## Set problem
Without including the pictures, copy out every line below.

## Provided material
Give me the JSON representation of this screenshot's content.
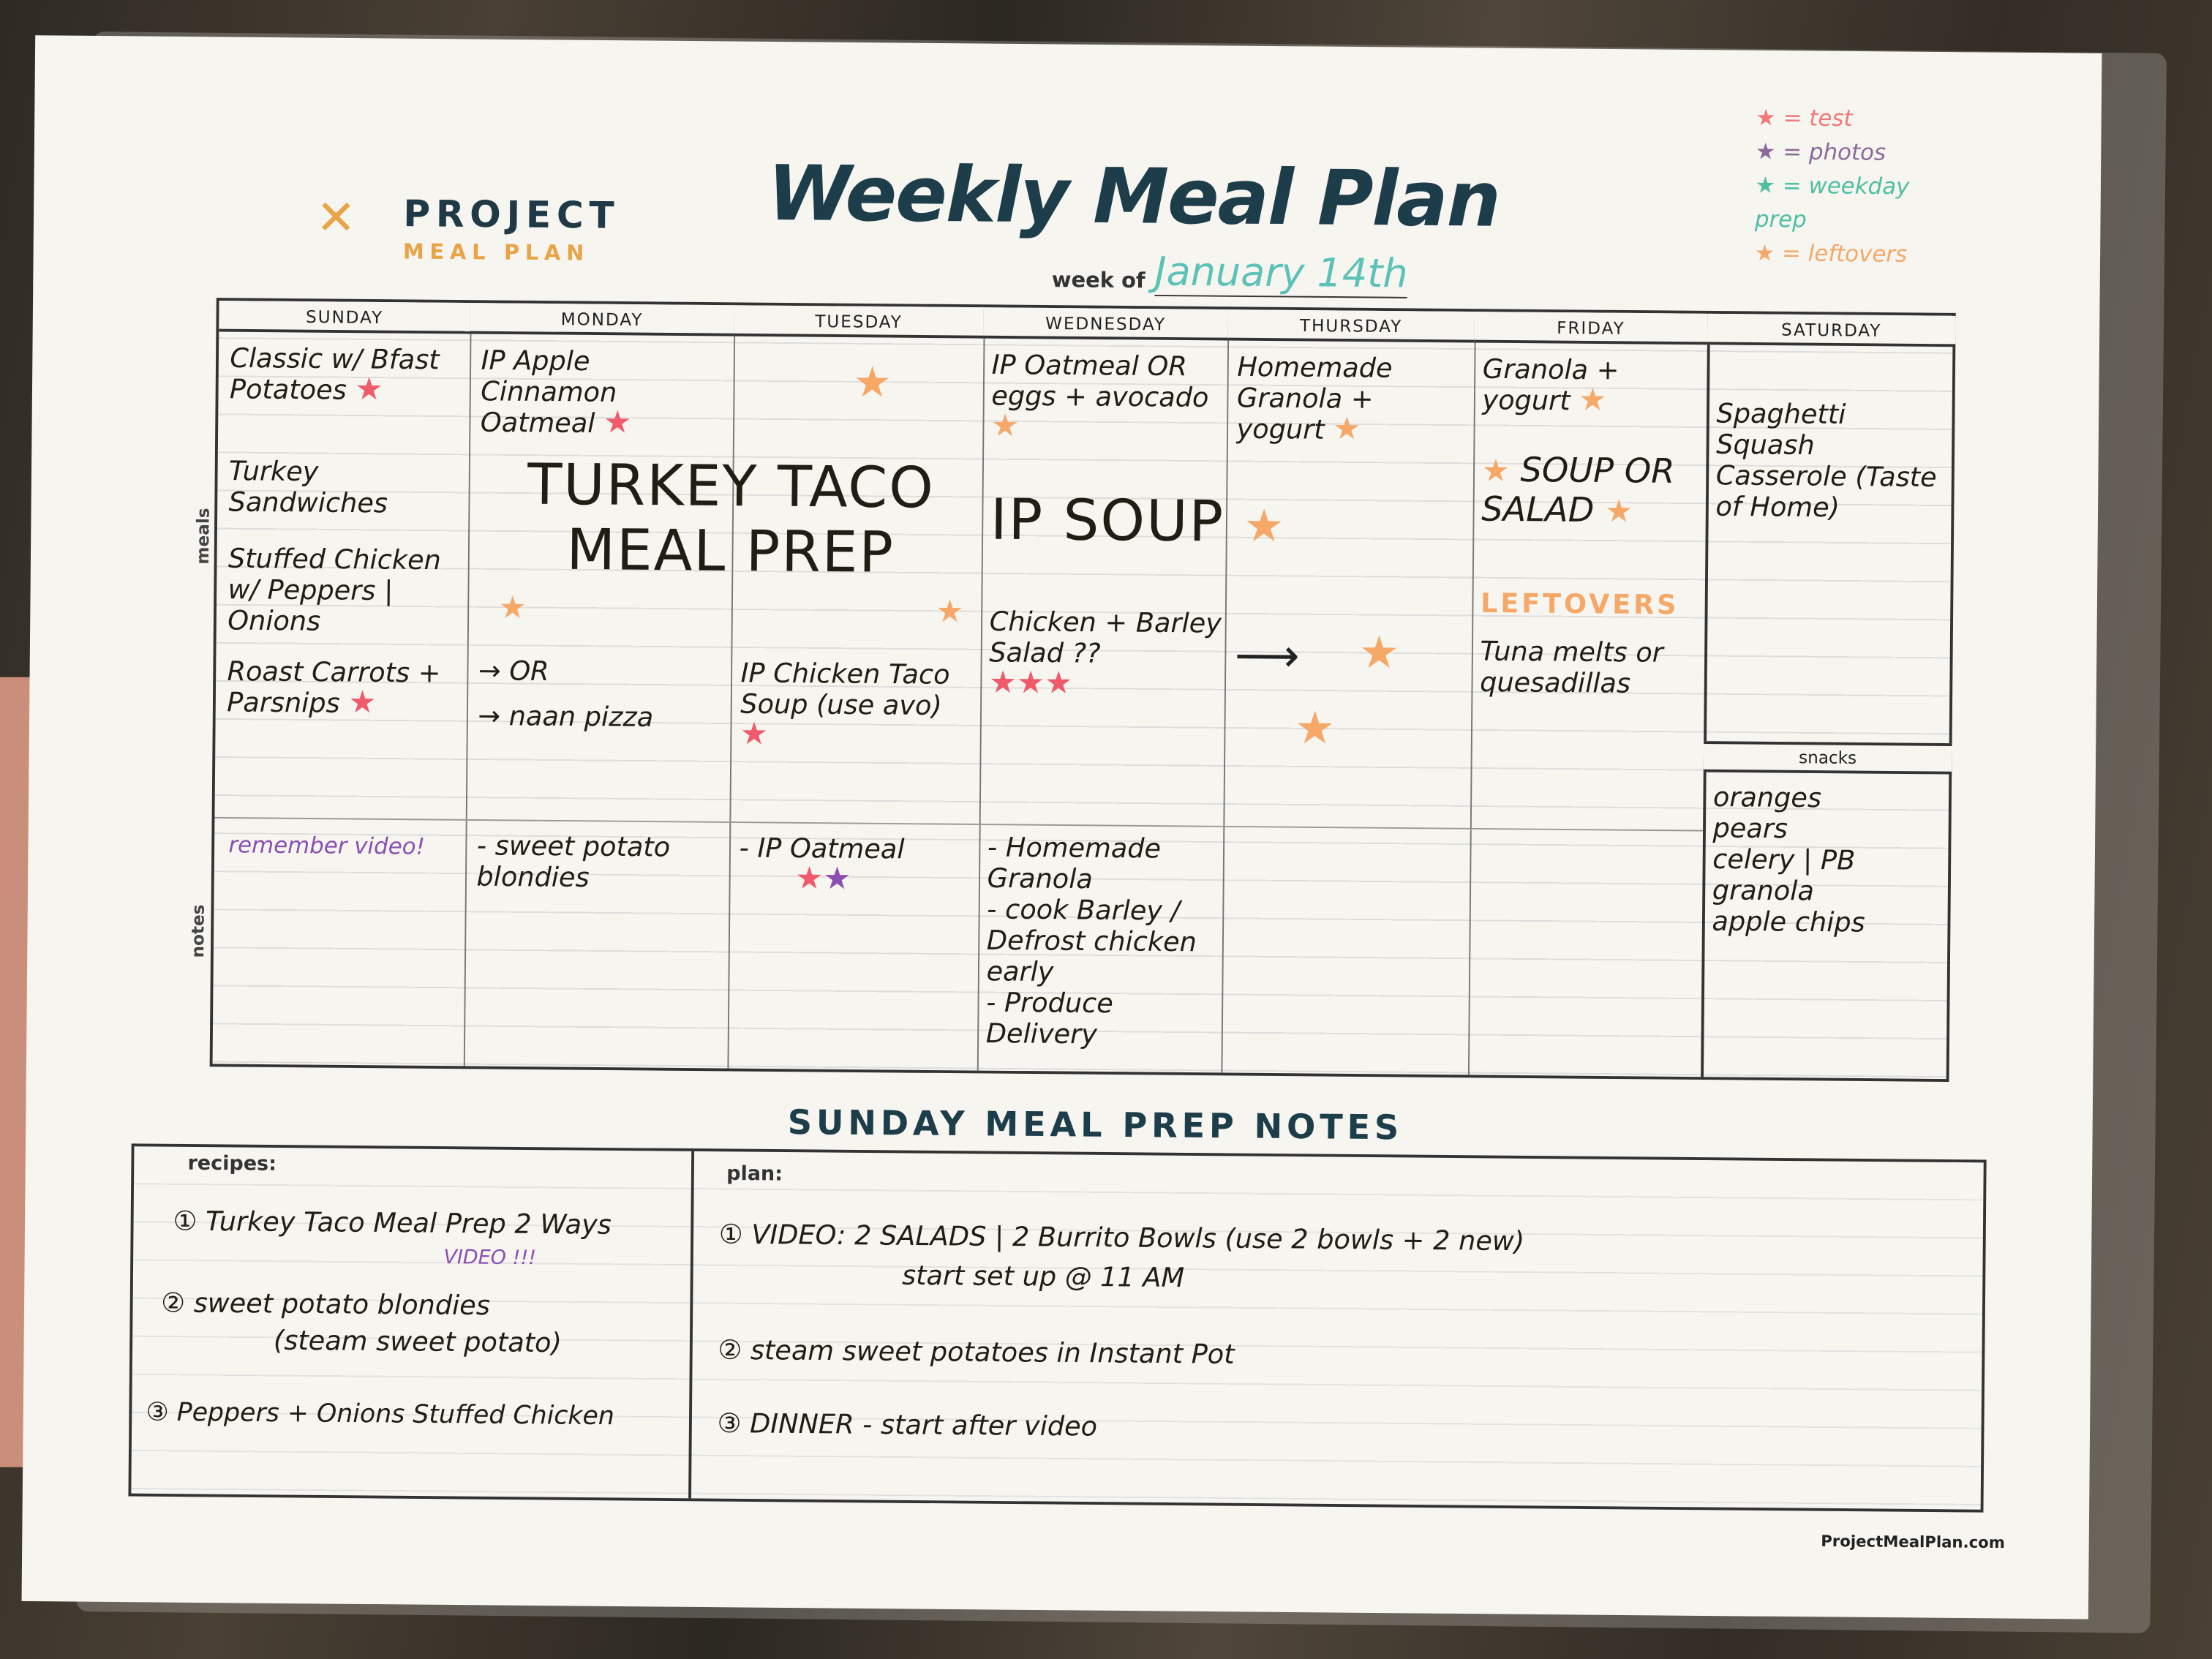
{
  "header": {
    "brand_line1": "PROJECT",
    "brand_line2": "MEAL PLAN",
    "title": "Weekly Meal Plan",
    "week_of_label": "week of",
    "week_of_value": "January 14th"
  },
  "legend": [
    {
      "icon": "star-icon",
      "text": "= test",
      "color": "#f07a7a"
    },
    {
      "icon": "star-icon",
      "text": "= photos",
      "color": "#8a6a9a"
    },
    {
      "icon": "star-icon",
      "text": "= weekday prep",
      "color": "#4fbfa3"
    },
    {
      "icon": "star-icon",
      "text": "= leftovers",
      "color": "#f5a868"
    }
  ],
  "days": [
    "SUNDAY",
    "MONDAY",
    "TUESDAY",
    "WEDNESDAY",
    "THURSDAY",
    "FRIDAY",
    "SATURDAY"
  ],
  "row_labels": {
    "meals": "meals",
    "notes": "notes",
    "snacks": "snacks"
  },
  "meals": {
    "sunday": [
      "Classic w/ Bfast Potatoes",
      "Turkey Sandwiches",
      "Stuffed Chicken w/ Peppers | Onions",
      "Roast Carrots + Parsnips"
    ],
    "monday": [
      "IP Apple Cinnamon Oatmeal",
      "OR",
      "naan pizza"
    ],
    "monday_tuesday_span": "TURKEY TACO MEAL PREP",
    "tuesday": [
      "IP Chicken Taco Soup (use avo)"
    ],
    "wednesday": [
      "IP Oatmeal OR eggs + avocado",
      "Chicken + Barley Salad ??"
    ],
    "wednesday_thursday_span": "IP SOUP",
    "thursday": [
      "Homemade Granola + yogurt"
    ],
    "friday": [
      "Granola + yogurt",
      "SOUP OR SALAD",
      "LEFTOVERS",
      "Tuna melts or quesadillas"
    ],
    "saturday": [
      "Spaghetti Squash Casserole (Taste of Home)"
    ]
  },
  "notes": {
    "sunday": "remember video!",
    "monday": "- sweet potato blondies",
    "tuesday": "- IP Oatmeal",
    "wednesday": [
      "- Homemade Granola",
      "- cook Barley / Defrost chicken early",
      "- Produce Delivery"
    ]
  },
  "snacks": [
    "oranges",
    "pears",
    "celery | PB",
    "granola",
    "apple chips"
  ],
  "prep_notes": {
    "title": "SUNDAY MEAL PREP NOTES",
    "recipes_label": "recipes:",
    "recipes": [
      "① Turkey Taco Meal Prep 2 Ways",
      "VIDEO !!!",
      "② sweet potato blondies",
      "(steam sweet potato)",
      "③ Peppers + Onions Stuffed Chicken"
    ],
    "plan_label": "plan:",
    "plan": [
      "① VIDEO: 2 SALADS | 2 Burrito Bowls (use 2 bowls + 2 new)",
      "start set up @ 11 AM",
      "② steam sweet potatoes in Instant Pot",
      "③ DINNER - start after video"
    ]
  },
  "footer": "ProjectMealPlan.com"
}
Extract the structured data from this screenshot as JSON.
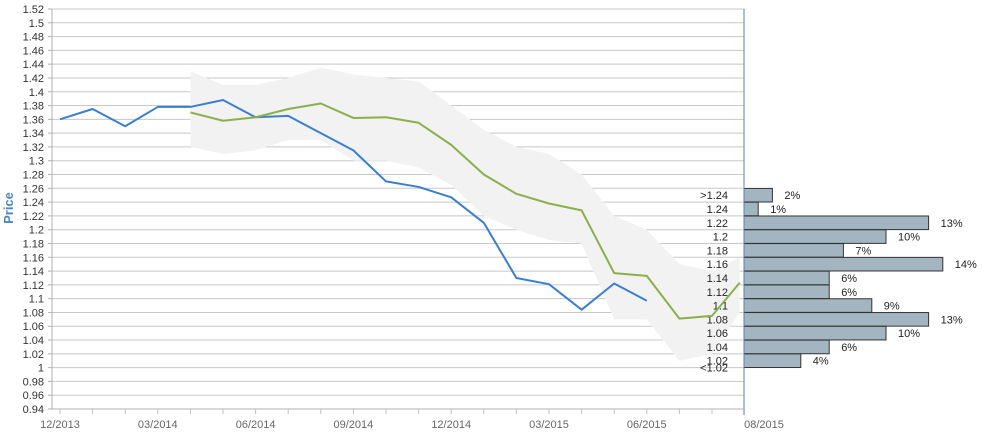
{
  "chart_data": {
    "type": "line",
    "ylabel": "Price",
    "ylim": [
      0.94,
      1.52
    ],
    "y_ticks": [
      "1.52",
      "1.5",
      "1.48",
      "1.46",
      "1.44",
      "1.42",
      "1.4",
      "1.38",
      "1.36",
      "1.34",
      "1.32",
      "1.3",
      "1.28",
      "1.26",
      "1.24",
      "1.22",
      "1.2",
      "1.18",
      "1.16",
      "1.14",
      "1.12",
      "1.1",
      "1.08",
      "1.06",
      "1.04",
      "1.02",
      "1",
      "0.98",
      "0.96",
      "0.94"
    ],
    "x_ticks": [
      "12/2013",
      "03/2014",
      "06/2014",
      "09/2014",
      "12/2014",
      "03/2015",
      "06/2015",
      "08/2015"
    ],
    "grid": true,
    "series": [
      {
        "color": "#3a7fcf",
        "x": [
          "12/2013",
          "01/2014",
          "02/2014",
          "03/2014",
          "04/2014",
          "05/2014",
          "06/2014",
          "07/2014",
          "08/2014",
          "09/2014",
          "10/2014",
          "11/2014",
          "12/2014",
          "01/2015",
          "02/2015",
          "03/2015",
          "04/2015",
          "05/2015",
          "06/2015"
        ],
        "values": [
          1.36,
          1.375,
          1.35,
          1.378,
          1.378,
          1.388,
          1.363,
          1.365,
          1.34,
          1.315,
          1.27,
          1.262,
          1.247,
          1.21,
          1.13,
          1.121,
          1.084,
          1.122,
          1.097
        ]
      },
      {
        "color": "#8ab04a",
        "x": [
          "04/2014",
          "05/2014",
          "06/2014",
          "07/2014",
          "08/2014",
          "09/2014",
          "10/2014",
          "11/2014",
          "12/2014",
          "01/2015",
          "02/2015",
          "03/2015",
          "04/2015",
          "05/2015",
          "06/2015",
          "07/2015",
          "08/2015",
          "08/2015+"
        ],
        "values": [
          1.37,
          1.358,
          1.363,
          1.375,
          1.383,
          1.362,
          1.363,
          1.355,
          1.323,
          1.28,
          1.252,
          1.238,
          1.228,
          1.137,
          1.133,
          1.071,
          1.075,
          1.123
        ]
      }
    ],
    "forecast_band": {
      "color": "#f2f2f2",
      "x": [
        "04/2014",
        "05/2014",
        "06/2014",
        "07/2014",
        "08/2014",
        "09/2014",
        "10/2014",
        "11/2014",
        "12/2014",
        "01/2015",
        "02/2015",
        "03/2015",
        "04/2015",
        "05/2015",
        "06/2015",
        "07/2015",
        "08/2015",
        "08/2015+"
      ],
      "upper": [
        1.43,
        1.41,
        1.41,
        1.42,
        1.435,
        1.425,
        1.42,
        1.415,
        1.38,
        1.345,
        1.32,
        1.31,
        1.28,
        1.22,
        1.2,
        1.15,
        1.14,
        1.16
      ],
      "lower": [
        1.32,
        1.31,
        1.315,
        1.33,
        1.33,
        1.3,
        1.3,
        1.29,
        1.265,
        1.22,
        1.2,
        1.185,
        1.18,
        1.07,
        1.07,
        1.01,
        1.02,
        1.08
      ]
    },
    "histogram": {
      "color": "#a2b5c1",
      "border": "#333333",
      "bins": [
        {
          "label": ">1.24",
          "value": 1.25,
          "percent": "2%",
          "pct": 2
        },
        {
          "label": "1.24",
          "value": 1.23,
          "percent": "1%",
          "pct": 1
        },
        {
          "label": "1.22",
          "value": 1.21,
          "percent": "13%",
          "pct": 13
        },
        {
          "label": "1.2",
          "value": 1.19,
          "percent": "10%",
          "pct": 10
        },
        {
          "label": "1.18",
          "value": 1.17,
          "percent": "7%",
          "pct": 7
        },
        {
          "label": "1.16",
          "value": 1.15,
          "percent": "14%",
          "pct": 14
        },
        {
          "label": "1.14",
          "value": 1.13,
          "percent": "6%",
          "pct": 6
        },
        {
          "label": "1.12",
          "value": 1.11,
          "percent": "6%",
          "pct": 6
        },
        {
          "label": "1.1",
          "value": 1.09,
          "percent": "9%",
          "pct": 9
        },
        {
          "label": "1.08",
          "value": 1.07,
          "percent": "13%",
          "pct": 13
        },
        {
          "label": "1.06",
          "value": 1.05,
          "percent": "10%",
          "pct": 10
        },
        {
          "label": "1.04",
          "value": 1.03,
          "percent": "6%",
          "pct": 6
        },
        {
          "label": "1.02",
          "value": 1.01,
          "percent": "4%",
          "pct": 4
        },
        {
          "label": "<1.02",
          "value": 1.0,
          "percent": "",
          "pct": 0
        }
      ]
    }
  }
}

## Worked solution
Give me the JSON representation of this screenshot's content.
{
  "header": {
    "brand_line1": "PROJECT",
    "brand_line2": "MEAL PLAN",
    "title": "Weekly Meal Plan",
    "week_of_label": "week of",
    "week_of_value": "January 14th"
  },
  "legend": [
    {
      "icon": "star-icon",
      "text": "= test",
      "color": "#f07a7a"
    },
    {
      "icon": "star-icon",
      "text": "= photos",
      "color": "#8a6a9a"
    },
    {
      "icon": "star-icon",
      "text": "= weekday prep",
      "color": "#4fbfa3"
    },
    {
      "icon": "star-icon",
      "text": "= leftovers",
      "color": "#f5a868"
    }
  ],
  "days": [
    "SUNDAY",
    "MONDAY",
    "TUESDAY",
    "WEDNESDAY",
    "THURSDAY",
    "FRIDAY",
    "SATURDAY"
  ],
  "row_labels": {
    "meals": "meals",
    "notes": "notes",
    "snacks": "snacks"
  },
  "meals": {
    "sunday": [
      "Classic w/ Bfast Potatoes",
      "Turkey Sandwiches",
      "Stuffed Chicken w/ Peppers | Onions",
      "Roast Carrots + Parsnips"
    ],
    "monday": [
      "IP Apple Cinnamon Oatmeal",
      "OR",
      "naan pizza"
    ],
    "monday_tuesday_span": "TURKEY TACO MEAL PREP",
    "tuesday": [
      "IP Chicken Taco Soup (use avo)"
    ],
    "wednesday": [
      "IP Oatmeal OR eggs + avocado",
      "Chicken + Barley Salad ??"
    ],
    "wednesday_thursday_span": "IP SOUP",
    "thursday": [
      "Homemade Granola + yogurt"
    ],
    "friday": [
      "Granola + yogurt",
      "SOUP OR SALAD",
      "LEFTOVERS",
      "Tuna melts or quesadillas"
    ],
    "saturday": [
      "Spaghetti Squash Casserole (Taste of Home)"
    ]
  },
  "notes": {
    "sunday": "remember video!",
    "monday": "- sweet potato blondies",
    "tuesday": "- IP Oatmeal",
    "wednesday": [
      "- Homemade Granola",
      "- cook Barley / Defrost chicken early",
      "- Produce Delivery"
    ]
  },
  "snacks": [
    "oranges",
    "pears",
    "celery | PB",
    "granola",
    "apple chips"
  ],
  "prep_notes": {
    "title": "SUNDAY MEAL PREP NOTES",
    "recipes_label": "recipes:",
    "recipes": [
      "① Turkey Taco Meal Prep 2 Ways",
      "VIDEO !!!",
      "② sweet potato blondies",
      "(steam sweet potato)",
      "③ Peppers + Onions Stuffed Chicken"
    ],
    "plan_label": "plan:",
    "plan": [
      "① VIDEO: 2 SALADS | 2 Burrito Bowls (use 2 bowls + 2 new)",
      "start set up @ 11 AM",
      "② steam sweet potatoes in Instant Pot",
      "③ DINNER - start after video"
    ]
  },
  "footer": "ProjectMealPlan.com"
}
Extract the structured data from this screenshot as JSON.
{
  "chart_data": {
    "type": "line",
    "ylabel": "Price",
    "ylim": [
      0.94,
      1.52
    ],
    "y_ticks": [
      "1.52",
      "1.5",
      "1.48",
      "1.46",
      "1.44",
      "1.42",
      "1.4",
      "1.38",
      "1.36",
      "1.34",
      "1.32",
      "1.3",
      "1.28",
      "1.26",
      "1.24",
      "1.22",
      "1.2",
      "1.18",
      "1.16",
      "1.14",
      "1.12",
      "1.1",
      "1.08",
      "1.06",
      "1.04",
      "1.02",
      "1",
      "0.98",
      "0.96",
      "0.94"
    ],
    "x_ticks": [
      "12/2013",
      "03/2014",
      "06/2014",
      "09/2014",
      "12/2014",
      "03/2015",
      "06/2015",
      "08/2015"
    ],
    "grid": true,
    "series": [
      {
        "color": "#3a7fcf",
        "x": [
          "12/2013",
          "01/2014",
          "02/2014",
          "03/2014",
          "04/2014",
          "05/2014",
          "06/2014",
          "07/2014",
          "08/2014",
          "09/2014",
          "10/2014",
          "11/2014",
          "12/2014",
          "01/2015",
          "02/2015",
          "03/2015",
          "04/2015",
          "05/2015",
          "06/2015"
        ],
        "values": [
          1.36,
          1.375,
          1.35,
          1.378,
          1.378,
          1.388,
          1.363,
          1.365,
          1.34,
          1.315,
          1.27,
          1.262,
          1.247,
          1.21,
          1.13,
          1.121,
          1.084,
          1.122,
          1.097
        ]
      },
      {
        "color": "#8ab04a",
        "x": [
          "04/2014",
          "05/2014",
          "06/2014",
          "07/2014",
          "08/2014",
          "09/2014",
          "10/2014",
          "11/2014",
          "12/2014",
          "01/2015",
          "02/2015",
          "03/2015",
          "04/2015",
          "05/2015",
          "06/2015",
          "07/2015",
          "08/2015",
          "08/2015+"
        ],
        "values": [
          1.37,
          1.358,
          1.363,
          1.375,
          1.383,
          1.362,
          1.363,
          1.355,
          1.323,
          1.28,
          1.252,
          1.238,
          1.228,
          1.137,
          1.133,
          1.071,
          1.075,
          1.123
        ]
      }
    ],
    "forecast_band": {
      "color": "#f2f2f2",
      "x": [
        "04/2014",
        "05/2014",
        "06/2014",
        "07/2014",
        "08/2014",
        "09/2014",
        "10/2014",
        "11/2014",
        "12/2014",
        "01/2015",
        "02/2015",
        "03/2015",
        "04/2015",
        "05/2015",
        "06/2015",
        "07/2015",
        "08/2015",
        "08/2015+"
      ],
      "upper": [
        1.43,
        1.41,
        1.41,
        1.42,
        1.435,
        1.425,
        1.42,
        1.415,
        1.38,
        1.345,
        1.32,
        1.31,
        1.28,
        1.22,
        1.2,
        1.15,
        1.14,
        1.16
      ],
      "lower": [
        1.32,
        1.31,
        1.315,
        1.33,
        1.33,
        1.3,
        1.3,
        1.29,
        1.265,
        1.22,
        1.2,
        1.185,
        1.18,
        1.07,
        1.07,
        1.01,
        1.02,
        1.08
      ]
    },
    "histogram": {
      "color": "#a2b5c1",
      "border": "#333333",
      "bins": [
        {
          "label": ">1.24",
          "value": 1.25,
          "percent": "2%",
          "pct": 2
        },
        {
          "label": "1.24",
          "value": 1.23,
          "percent": "1%",
          "pct": 1
        },
        {
          "label": "1.22",
          "value": 1.21,
          "percent": "13%",
          "pct": 13
        },
        {
          "label": "1.2",
          "value": 1.19,
          "percent": "10%",
          "pct": 10
        },
        {
          "label": "1.18",
          "value": 1.17,
          "percent": "7%",
          "pct": 7
        },
        {
          "label": "1.16",
          "value": 1.15,
          "percent": "14%",
          "pct": 14
        },
        {
          "label": "1.14",
          "value": 1.13,
          "percent": "6%",
          "pct": 6
        },
        {
          "label": "1.12",
          "value": 1.11,
          "percent": "6%",
          "pct": 6
        },
        {
          "label": "1.1",
          "value": 1.09,
          "percent": "9%",
          "pct": 9
        },
        {
          "label": "1.08",
          "value": 1.07,
          "percent": "13%",
          "pct": 13
        },
        {
          "label": "1.06",
          "value": 1.05,
          "percent": "10%",
          "pct": 10
        },
        {
          "label": "1.04",
          "value": 1.03,
          "percent": "6%",
          "pct": 6
        },
        {
          "label": "1.02",
          "value": 1.01,
          "percent": "4%",
          "pct": 4
        },
        {
          "label": "<1.02",
          "value": 1.0,
          "percent": "",
          "pct": 0
        }
      ]
    }
  }
}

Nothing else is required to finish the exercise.